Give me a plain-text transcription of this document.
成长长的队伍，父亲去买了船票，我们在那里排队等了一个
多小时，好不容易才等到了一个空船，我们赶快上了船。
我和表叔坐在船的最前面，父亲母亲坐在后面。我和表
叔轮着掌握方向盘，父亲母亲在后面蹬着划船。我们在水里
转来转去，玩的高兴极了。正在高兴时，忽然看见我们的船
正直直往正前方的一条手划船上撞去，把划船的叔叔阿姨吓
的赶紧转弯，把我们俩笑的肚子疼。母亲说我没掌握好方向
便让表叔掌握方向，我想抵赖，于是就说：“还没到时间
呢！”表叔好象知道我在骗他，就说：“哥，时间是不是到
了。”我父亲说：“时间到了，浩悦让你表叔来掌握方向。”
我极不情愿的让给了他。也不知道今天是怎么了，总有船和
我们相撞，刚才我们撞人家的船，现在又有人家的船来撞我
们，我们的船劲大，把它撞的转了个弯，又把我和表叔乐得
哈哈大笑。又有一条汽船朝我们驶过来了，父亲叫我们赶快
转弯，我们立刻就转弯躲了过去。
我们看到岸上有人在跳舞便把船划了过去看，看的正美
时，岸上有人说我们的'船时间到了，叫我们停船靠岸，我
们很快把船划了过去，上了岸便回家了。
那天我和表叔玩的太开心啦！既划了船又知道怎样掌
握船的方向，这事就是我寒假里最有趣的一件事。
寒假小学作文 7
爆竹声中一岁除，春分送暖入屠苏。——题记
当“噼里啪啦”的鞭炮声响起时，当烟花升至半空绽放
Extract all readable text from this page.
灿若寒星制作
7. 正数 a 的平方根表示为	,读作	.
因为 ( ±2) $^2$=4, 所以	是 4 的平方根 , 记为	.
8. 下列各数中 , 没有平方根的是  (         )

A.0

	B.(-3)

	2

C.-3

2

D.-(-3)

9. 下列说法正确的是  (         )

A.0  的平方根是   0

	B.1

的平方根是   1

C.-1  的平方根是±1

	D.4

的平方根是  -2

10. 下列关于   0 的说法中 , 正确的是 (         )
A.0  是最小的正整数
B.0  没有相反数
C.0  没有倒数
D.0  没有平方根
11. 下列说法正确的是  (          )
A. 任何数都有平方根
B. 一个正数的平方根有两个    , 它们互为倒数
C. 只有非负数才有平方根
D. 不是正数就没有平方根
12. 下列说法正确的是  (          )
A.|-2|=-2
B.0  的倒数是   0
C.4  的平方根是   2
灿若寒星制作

→ Objective:
Take every line from the records above that has the word "this" and copy it.

→ Written reply:
Give me a plain-text transcription of this document.
Extract all readable text from this page.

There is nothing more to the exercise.